» **WHAT IS ASKED**:
Every record must be repeated exactly, with no omission.

» **DATASET EXCERPTS**:
· · · · · · ·

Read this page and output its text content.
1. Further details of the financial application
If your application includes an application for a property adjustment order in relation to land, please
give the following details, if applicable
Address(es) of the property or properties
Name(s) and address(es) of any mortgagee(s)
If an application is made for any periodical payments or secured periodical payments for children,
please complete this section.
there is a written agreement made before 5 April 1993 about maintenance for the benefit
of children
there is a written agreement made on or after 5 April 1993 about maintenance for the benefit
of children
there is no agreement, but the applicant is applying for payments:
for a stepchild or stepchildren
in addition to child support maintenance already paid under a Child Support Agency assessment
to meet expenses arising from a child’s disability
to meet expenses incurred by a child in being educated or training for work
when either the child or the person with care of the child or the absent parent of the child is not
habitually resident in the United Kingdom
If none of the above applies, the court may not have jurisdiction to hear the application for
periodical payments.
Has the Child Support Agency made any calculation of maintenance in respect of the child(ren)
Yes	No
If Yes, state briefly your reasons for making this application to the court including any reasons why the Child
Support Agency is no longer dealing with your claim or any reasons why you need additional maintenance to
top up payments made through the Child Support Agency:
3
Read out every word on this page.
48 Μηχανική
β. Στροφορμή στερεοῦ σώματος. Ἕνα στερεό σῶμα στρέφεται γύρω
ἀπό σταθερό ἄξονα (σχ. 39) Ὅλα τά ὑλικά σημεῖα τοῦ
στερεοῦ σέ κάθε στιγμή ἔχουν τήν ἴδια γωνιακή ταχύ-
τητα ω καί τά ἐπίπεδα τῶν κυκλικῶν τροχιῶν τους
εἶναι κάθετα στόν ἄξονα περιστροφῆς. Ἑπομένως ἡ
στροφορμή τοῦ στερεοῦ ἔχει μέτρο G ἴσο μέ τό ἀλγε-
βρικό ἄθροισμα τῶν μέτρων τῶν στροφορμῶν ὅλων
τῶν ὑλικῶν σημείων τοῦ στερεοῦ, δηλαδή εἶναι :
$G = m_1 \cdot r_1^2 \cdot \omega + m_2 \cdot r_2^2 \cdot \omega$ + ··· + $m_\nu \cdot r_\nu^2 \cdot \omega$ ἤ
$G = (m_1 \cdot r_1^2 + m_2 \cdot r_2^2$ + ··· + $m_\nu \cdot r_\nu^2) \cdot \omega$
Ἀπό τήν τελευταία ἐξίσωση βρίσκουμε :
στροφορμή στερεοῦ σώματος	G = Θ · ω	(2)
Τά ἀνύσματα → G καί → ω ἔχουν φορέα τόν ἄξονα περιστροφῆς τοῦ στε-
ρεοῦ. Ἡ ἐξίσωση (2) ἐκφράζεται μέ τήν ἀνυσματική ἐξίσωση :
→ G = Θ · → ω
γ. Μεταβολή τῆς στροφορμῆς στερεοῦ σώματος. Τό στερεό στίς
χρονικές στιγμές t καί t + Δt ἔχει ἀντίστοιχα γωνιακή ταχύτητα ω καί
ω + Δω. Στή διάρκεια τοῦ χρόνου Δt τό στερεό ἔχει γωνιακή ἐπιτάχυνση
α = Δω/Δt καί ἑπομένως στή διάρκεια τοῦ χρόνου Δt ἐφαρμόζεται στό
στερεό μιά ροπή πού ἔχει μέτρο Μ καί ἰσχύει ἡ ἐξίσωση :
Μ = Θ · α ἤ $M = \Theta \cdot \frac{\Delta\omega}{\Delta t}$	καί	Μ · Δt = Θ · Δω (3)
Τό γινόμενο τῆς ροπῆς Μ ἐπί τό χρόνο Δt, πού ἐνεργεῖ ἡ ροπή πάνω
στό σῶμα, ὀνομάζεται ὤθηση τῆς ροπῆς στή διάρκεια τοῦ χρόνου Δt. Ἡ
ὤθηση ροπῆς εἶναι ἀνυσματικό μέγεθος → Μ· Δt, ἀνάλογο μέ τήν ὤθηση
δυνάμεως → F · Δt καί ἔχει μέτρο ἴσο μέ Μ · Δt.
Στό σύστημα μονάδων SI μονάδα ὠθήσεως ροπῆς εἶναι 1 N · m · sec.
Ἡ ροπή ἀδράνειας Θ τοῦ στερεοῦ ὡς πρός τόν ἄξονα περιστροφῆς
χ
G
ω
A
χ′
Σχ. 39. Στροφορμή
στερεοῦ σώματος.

· · · · · · ·

» **RESPONSE TO THIS EXERCISE**:
Read this page and output its text content.
1. Further details of the financial application
If your application includes an application for a property adjustment order in relation to land, please
give the following details, if applicable
Address(es) of the property or properties
Name(s) and address(es) of any mortgagee(s)
If an application is made for any periodical payments or secured periodical payments for children,
please complete this section.
there is a written agreement made before 5 April 1993 about maintenance for the benefit
of children
there is a written agreement made on or after 5 April 1993 about maintenance for the benefit
of children
there is no agreement, but the applicant is applying for payments:
for a stepchild or stepchildren
in addition to child support maintenance already paid under a Child Support Agency assessment
to meet expenses arising from a child’s disability
to meet expenses incurred by a child in being educated or training for work
when either the child or the person with care of the child or the absent parent of the child is not
habitually resident in the United Kingdom
If none of the above applies, the court may not have jurisdiction to hear the application for
periodical payments.
Has the Child Support Agency made any calculation of maintenance in respect of the child(ren)
Yes	No
If Yes, state briefly your reasons for making this application to the court including any reasons why the Child
Support Agency is no longer dealing with your claim or any reasons why you need additional maintenance to
top up payments made through the Child Support Agency:
3
Read out every word on this page.
48 Μηχανική
β. Στροφορμή στερεοῦ σώματος. Ἕνα στερεό σῶμα στρέφεται γύρω
ἀπό σταθερό ἄξονα (σχ. 39) Ὅλα τά ὑλικά σημεῖα τοῦ
στερεοῦ σέ κάθε στιγμή ἔχουν τήν ἴδια γωνιακή ταχύ-
τητα ω καί τά ἐπίπεδα τῶν κυκλικῶν τροχιῶν τους
εἶναι κάθετα στόν ἄξονα περιστροφῆς. Ἑπομένως ἡ
στροφορμή τοῦ στερεοῦ ἔχει μέτρο G ἴσο μέ τό ἀλγε-
βρικό ἄθροισμα τῶν μέτρων τῶν στροφορμῶν ὅλων
τῶν ὑλικῶν σημείων τοῦ στερεοῦ, δηλαδή εἶναι :
$G = m_1 \cdot r_1^2 \cdot \omega + m_2 \cdot r_2^2 \cdot \omega$ + ··· + $m_\nu \cdot r_\nu^2 \cdot \omega$ ἤ
$G = (m_1 \cdot r_1^2 + m_2 \cdot r_2^2$ + ··· + $m_\nu \cdot r_\nu^2) \cdot \omega$
Ἀπό τήν τελευταία ἐξίσωση βρίσκουμε :
στροφορμή στερεοῦ σώματος	G = Θ · ω	(2)
Τά ἀνύσματα → G καί → ω ἔχουν φορέα τόν ἄξονα περιστροφῆς τοῦ στε-
ρεοῦ. Ἡ ἐξίσωση (2) ἐκφράζεται μέ τήν ἀνυσματική ἐξίσωση :
→ G = Θ · → ω
γ. Μεταβολή τῆς στροφορμῆς στερεοῦ σώματος. Τό στερεό στίς
χρονικές στιγμές t καί t + Δt ἔχει ἀντίστοιχα γωνιακή ταχύτητα ω καί
ω + Δω. Στή διάρκεια τοῦ χρόνου Δt τό στερεό ἔχει γωνιακή ἐπιτάχυνση
α = Δω/Δt καί ἑπομένως στή διάρκεια τοῦ χρόνου Δt ἐφαρμόζεται στό
στερεό μιά ροπή πού ἔχει μέτρο Μ καί ἰσχύει ἡ ἐξίσωση :
Μ = Θ · α ἤ $M = \Theta \cdot \frac{\Delta\omega}{\Delta t}$	καί	Μ · Δt = Θ · Δω (3)
Τό γινόμενο τῆς ροπῆς Μ ἐπί τό χρόνο Δt, πού ἐνεργεῖ ἡ ροπή πάνω
στό σῶμα, ὀνομάζεται ὤθηση τῆς ροπῆς στή διάρκεια τοῦ χρόνου Δt. Ἡ
ὤθηση ροπῆς εἶναι ἀνυσματικό μέγεθος → Μ· Δt, ἀνάλογο μέ τήν ὤθηση
δυνάμεως → F · Δt καί ἔχει μέτρο ἴσο μέ Μ · Δt.
Στό σύστημα μονάδων SI μονάδα ὠθήσεως ροπῆς εἶναι 1 N · m · sec.
Ἡ ροπή ἀδράνειας Θ τοῦ στερεοῦ ὡς πρός τόν ἄξονα περιστροφῆς
χ
G
ω
A
χ′
Σχ. 39. Στροφορμή
στερεοῦ σώματος.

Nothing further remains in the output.